==== Rows
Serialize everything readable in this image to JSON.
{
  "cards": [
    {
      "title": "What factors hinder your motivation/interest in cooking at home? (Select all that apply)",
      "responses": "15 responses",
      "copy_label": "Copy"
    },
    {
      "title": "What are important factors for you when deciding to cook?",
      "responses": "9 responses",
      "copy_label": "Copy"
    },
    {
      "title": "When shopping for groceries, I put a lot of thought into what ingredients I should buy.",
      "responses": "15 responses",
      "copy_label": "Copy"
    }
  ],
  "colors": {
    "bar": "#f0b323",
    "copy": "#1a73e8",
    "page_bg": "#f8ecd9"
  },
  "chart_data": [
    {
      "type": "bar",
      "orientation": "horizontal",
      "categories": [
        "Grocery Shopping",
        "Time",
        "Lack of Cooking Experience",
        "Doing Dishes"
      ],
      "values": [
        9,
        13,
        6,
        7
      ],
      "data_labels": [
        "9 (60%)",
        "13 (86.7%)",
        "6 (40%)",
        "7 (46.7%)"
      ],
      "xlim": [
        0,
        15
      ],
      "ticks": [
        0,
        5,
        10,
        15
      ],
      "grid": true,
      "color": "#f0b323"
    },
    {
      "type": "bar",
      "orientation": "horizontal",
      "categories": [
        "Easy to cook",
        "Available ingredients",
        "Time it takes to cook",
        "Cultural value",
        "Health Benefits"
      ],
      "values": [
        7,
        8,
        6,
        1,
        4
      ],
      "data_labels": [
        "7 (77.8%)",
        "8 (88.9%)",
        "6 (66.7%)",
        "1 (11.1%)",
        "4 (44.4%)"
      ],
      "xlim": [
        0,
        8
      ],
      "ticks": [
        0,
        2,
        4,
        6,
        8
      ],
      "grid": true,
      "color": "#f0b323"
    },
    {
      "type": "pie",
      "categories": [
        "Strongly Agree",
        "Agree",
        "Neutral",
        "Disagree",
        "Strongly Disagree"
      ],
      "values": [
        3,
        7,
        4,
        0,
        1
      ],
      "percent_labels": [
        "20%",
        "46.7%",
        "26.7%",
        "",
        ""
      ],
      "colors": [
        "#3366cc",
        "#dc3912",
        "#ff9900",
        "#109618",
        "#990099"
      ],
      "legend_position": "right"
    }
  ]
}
========
Work instructions ▸ Print out every record again, exactly and in full.

Written answer ▸
Serialize everything readable in this image to JSON.
{
  "cards": [
    {
      "title": "What factors hinder your motivation/interest in cooking at home? (Select all that apply)",
      "responses": "15 responses",
      "copy_label": "Copy"
    },
    {
      "title": "What are important factors for you when deciding to cook?",
      "responses": "9 responses",
      "copy_label": "Copy"
    },
    {
      "title": "When shopping for groceries, I put a lot of thought into what ingredients I should buy.",
      "responses": "15 responses",
      "copy_label": "Copy"
    }
  ],
  "colors": {
    "bar": "#f0b323",
    "copy": "#1a73e8",
    "page_bg": "#f8ecd9"
  },
  "chart_data": [
    {
      "type": "bar",
      "orientation": "horizontal",
      "categories": [
        "Grocery Shopping",
        "Time",
        "Lack of Cooking Experience",
        "Doing Dishes"
      ],
      "values": [
        9,
        13,
        6,
        7
      ],
      "data_labels": [
        "9 (60%)",
        "13 (86.7%)",
        "6 (40%)",
        "7 (46.7%)"
      ],
      "xlim": [
        0,
        15
      ],
      "ticks": [
        0,
        5,
        10,
        15
      ],
      "grid": true,
      "color": "#f0b323"
    },
    {
      "type": "bar",
      "orientation": "horizontal",
      "categories": [
        "Easy to cook",
        "Available ingredients",
        "Time it takes to cook",
        "Cultural value",
        "Health Benefits"
      ],
      "values": [
        7,
        8,
        6,
        1,
        4
      ],
      "data_labels": [
        "7 (77.8%)",
        "8 (88.9%)",
        "6 (66.7%)",
        "1 (11.1%)",
        "4 (44.4%)"
      ],
      "xlim": [
        0,
        8
      ],
      "ticks": [
        0,
        2,
        4,
        6,
        8
      ],
      "grid": true,
      "color": "#f0b323"
    },
    {
      "type": "pie",
      "categories": [
        "Strongly Agree",
        "Agree",
        "Neutral",
        "Disagree",
        "Strongly Disagree"
      ],
      "values": [
        3,
        7,
        4,
        0,
        1
      ],
      "percent_labels": [
        "20%",
        "46.7%",
        "26.7%",
        "",
        ""
      ],
      "colors": [
        "#3366cc",
        "#dc3912",
        "#ff9900",
        "#109618",
        "#990099"
      ],
      "legend_position": "right"
    }
  ]
}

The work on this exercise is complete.